Tasks to complete:
1. According to the star death notes, which CM sections cover neutron stars?
2. Please extract the passage of the star death notes from "- We went through" to "to complete this." word for word.

Selected excerpt:

** START **

We study star death .
Stellar evolution is in CM Chapter 20. There is a general discussion in Sec. 20.1. The stages in the life of a solar mass star are discussed in CM Sec 20.2. The death of a solar mass star is in CM Sec. 20.3. The evolution of more massive stars is in CM Sec. 20.4. We will not cover the material on evolution of stars in binary systems in CM Sec. 20.6.
- We went through the description (according to stellar models) of the evolution of a core collapse supernova.
- We started to study the discovery of Supernova 1987A. We need to complete this.
- We can then turn to neutron stars . These are often seen as "pulsars." These objects emit pulses of radio waves (and sometimes visible light). We will spend ten minutes on an abbreviated description of how this could happen. The most important thing is to see that there is evidence that supernovae leave behind neutron stars.
The end stages of stellar evolution are discussed in CM Sec. 20.3 (white dwarfs); 22.1 and 22.2 (neutron stars); and 22.5 and 22.8 (black holes).
I hope that we have time to go over some of the main things that we have learned.

** END **

Source material:
** START **

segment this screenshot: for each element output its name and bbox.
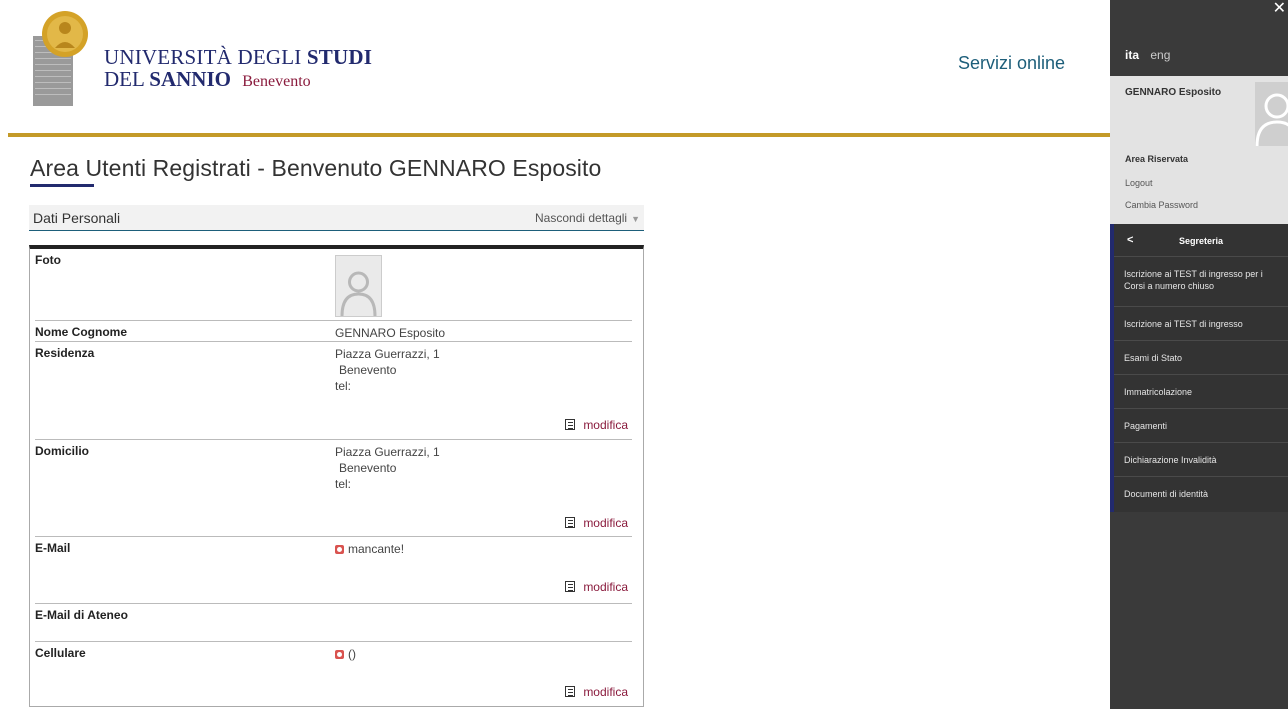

** END **

Answers to the exercise:
1. Sections 22.1 and 22.2.

2.
- We went through the description (according to stellar models) of the evolution of a core collapse supernova.
- We started to study the discovery of Supernova 1987A. We need to complete this.